== DATA SUPPLIED
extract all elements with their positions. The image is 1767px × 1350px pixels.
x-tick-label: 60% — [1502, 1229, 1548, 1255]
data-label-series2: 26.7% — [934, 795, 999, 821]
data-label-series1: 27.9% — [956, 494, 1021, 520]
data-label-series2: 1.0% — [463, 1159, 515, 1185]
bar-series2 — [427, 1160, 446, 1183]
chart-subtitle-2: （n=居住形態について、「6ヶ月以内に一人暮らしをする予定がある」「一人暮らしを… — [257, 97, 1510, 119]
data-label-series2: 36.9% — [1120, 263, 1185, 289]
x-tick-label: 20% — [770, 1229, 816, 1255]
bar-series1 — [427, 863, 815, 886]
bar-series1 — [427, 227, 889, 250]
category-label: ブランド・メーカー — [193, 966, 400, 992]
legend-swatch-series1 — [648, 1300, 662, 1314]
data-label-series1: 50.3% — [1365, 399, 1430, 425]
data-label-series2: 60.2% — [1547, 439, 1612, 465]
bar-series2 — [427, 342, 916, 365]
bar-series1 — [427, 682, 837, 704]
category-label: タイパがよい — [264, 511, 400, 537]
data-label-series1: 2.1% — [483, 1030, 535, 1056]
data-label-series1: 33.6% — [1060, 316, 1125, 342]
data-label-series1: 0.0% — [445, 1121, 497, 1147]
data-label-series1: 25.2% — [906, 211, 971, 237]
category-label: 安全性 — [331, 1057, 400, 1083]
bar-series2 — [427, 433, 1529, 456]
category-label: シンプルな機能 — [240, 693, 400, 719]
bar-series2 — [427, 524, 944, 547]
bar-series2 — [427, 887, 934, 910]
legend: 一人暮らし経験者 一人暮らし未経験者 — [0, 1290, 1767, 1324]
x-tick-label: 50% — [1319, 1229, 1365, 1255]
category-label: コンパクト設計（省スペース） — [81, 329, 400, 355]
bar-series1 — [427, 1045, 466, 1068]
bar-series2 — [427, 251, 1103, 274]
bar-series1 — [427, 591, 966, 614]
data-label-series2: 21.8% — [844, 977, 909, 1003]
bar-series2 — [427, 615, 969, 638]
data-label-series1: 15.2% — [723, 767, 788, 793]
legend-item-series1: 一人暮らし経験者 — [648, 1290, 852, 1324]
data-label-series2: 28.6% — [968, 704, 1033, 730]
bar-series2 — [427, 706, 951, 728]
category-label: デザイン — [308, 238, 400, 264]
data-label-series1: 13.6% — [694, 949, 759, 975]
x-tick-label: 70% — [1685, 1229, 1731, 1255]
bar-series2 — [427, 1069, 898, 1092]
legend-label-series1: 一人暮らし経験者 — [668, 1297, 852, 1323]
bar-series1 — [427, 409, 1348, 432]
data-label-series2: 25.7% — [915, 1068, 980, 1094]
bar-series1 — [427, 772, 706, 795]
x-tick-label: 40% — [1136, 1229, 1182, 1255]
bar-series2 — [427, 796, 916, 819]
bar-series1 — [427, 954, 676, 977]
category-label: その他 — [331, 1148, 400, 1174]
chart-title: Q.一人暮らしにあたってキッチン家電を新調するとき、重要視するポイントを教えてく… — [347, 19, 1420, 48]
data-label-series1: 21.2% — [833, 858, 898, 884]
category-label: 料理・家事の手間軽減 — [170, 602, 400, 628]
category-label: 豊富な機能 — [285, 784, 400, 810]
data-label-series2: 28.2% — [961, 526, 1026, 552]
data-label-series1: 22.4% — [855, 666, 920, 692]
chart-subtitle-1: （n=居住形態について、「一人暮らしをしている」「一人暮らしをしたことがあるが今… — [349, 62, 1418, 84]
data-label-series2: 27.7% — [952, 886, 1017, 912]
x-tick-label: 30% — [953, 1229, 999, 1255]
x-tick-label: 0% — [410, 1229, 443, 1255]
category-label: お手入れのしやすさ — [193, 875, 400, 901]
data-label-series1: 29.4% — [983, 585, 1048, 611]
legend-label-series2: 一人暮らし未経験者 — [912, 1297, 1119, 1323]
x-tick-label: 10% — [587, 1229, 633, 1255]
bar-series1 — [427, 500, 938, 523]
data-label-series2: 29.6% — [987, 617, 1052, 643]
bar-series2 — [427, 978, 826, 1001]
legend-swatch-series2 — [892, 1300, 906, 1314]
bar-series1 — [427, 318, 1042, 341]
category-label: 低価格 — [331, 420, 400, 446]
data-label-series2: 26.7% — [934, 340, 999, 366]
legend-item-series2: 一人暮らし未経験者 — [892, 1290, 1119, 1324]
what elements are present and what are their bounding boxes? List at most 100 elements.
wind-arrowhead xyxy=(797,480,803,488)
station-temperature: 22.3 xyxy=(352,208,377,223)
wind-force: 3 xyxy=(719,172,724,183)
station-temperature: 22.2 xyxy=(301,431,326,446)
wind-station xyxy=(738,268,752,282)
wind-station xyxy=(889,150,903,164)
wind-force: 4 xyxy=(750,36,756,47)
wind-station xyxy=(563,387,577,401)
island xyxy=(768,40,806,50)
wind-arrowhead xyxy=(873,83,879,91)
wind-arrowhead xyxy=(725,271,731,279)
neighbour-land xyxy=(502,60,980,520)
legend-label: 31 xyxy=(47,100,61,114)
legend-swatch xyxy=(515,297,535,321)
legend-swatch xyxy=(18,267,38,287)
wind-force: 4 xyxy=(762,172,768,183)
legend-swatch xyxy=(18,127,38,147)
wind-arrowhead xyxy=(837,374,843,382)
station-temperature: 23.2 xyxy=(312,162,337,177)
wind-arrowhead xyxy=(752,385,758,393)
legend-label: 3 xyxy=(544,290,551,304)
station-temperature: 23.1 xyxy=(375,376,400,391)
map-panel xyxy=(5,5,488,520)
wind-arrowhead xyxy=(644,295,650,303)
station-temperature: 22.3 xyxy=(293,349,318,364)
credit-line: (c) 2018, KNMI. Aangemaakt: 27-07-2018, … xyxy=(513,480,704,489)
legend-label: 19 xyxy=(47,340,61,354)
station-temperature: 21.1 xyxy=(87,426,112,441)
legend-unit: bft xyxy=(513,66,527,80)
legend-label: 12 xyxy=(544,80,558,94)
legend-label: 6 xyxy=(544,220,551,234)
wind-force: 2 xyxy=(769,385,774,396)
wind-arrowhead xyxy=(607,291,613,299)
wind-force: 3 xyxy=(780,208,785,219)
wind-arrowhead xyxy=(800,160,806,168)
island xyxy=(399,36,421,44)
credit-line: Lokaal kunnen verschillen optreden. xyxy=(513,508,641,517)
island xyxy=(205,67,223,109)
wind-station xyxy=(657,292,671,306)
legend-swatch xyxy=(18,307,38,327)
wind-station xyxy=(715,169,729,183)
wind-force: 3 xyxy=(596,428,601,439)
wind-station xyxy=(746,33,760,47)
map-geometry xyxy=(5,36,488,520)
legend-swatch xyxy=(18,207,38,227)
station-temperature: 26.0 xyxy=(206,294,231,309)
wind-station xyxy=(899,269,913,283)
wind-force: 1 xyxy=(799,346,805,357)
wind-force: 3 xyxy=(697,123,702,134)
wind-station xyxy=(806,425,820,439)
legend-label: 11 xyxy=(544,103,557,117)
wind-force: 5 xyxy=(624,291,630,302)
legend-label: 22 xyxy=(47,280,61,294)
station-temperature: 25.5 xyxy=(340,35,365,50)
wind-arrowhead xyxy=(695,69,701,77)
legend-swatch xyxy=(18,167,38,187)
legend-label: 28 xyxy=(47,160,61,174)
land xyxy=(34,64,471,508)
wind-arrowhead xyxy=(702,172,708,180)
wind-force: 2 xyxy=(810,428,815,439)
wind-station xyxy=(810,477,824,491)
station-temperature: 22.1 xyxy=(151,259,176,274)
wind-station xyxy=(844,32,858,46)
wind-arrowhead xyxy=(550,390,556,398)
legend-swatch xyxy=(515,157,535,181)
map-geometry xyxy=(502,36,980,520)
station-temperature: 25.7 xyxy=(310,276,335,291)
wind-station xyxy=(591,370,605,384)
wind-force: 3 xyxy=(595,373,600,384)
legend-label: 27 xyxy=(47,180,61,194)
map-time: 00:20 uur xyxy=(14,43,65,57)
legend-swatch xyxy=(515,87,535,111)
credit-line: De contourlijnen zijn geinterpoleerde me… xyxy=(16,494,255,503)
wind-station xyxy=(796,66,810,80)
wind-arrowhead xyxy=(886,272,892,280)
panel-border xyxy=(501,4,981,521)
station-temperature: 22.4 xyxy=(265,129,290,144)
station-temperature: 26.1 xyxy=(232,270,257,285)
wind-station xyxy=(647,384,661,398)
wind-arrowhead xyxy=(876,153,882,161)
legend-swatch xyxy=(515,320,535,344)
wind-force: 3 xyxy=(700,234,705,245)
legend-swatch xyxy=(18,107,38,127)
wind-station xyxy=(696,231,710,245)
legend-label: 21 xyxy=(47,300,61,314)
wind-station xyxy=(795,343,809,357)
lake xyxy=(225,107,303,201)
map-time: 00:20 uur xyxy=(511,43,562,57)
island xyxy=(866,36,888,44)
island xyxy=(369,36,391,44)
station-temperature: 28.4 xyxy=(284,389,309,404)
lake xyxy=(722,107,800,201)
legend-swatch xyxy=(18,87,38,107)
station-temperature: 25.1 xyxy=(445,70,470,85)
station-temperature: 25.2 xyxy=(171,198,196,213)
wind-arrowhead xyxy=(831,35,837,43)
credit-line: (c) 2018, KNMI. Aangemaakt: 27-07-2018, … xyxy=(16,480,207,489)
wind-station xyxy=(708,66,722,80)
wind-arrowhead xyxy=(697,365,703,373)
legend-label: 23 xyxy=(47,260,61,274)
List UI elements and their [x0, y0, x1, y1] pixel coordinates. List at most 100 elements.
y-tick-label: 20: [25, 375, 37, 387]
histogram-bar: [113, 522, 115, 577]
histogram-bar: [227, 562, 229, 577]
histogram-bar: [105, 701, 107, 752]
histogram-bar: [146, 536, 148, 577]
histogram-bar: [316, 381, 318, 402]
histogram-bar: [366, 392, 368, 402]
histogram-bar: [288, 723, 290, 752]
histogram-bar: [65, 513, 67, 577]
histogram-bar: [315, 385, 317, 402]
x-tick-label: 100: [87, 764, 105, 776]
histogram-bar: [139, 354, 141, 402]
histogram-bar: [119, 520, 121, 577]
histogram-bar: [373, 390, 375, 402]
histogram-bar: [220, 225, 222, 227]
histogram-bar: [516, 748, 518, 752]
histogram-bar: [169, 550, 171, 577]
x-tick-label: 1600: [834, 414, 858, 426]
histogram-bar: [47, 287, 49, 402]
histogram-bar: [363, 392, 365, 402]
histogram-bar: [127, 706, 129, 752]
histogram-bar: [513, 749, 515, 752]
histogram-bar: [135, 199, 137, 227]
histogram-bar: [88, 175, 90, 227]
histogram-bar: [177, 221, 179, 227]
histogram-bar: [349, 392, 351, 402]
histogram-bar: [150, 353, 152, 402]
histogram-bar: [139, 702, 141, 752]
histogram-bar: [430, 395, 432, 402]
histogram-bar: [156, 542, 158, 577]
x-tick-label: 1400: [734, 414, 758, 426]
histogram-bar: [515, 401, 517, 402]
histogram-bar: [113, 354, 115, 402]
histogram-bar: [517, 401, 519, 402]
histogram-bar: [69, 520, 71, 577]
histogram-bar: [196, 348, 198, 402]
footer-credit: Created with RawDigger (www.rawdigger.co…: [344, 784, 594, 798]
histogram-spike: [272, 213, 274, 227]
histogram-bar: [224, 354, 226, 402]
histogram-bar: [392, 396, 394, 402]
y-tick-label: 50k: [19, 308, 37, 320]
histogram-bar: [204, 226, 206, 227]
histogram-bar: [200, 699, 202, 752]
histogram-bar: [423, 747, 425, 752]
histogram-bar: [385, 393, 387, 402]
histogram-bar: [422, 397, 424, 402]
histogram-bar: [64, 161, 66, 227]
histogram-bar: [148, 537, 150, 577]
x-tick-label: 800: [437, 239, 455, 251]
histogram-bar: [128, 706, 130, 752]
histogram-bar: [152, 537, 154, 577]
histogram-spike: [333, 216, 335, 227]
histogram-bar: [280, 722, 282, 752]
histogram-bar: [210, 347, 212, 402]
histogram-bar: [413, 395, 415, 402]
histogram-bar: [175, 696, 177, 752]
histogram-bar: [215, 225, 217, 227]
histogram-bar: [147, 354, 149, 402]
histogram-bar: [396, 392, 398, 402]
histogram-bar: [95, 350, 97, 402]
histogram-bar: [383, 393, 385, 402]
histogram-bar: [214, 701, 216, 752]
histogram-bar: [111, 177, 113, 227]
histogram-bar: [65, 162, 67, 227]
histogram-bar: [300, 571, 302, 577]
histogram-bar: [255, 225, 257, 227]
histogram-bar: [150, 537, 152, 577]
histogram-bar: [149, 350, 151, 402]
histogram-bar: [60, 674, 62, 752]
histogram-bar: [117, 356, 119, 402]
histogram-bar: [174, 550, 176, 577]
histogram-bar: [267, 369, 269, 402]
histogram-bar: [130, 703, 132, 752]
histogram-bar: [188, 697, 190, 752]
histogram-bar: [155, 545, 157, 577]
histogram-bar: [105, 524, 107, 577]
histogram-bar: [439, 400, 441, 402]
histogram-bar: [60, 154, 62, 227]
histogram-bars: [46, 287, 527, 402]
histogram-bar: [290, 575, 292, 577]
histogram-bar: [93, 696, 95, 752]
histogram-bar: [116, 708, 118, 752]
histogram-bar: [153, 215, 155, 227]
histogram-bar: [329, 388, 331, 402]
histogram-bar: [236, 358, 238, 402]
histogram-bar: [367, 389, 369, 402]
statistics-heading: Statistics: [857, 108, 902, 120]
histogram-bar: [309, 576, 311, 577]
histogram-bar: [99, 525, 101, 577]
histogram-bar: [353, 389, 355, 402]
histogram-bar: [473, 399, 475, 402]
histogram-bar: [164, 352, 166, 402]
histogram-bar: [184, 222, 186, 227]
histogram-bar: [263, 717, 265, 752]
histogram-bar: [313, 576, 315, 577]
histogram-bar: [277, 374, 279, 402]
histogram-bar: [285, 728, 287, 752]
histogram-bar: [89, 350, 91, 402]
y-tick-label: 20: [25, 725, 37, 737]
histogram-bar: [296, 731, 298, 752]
====
● **WRITTEN TASK**:
Transcribe the items verbatim, starting from the first line of the items and running through the line containing "bar-series2 — [427, 706, 951, 728]", inclusive.

● **TASK OUTPUT**:
extract all elements with their positions. The image is 1767px × 1350px pixels.
x-tick-label: 60% — [1502, 1229, 1548, 1255]
data-label-series2: 26.7% — [934, 795, 999, 821]
data-label-series1: 27.9% — [956, 494, 1021, 520]
data-label-series2: 1.0% — [463, 1159, 515, 1185]
bar-series2 — [427, 1160, 446, 1183]
chart-subtitle-2: （n=居住形態について、「6ヶ月以内に一人暮らしをする予定がある」「一人暮らしを… — [257, 97, 1510, 119]
data-label-series2: 36.9% — [1120, 263, 1185, 289]
x-tick-label: 20% — [770, 1229, 816, 1255]
bar-series1 — [427, 863, 815, 886]
bar-series1 — [427, 227, 889, 250]
category-label: ブランド・メーカー — [193, 966, 400, 992]
legend-swatch-series1 — [648, 1300, 662, 1314]
data-label-series1: 50.3% — [1365, 399, 1430, 425]
data-label-series2: 60.2% — [1547, 439, 1612, 465]
bar-series2 — [427, 342, 916, 365]
bar-series1 — [427, 682, 837, 704]
category-label: タイパがよい — [264, 511, 400, 537]
data-label-series1: 2.1% — [483, 1030, 535, 1056]
data-label-series1: 33.6% — [1060, 316, 1125, 342]
data-label-series1: 0.0% — [445, 1121, 497, 1147]
data-label-series1: 25.2% — [906, 211, 971, 237]
category-label: 安全性 — [331, 1057, 400, 1083]
bar-series2 — [427, 433, 1529, 456]
category-label: シンプルな機能 — [240, 693, 400, 719]
bar-series2 — [427, 524, 944, 547]
bar-series2 — [427, 887, 934, 910]
legend: 一人暮らし経験者 一人暮らし未経験者 — [0, 1290, 1767, 1324]
x-tick-label: 50% — [1319, 1229, 1365, 1255]
category-label: コンパクト設計（省スペース） — [81, 329, 400, 355]
bar-series1 — [427, 1045, 466, 1068]
bar-series2 — [427, 251, 1103, 274]
bar-series1 — [427, 591, 966, 614]
data-label-series2: 21.8% — [844, 977, 909, 1003]
bar-series2 — [427, 615, 969, 638]
data-label-series1: 15.2% — [723, 767, 788, 793]
legend-item-series1: 一人暮らし経験者 — [648, 1290, 852, 1324]
data-label-series2: 28.6% — [968, 704, 1033, 730]
bar-series2 — [427, 706, 951, 728]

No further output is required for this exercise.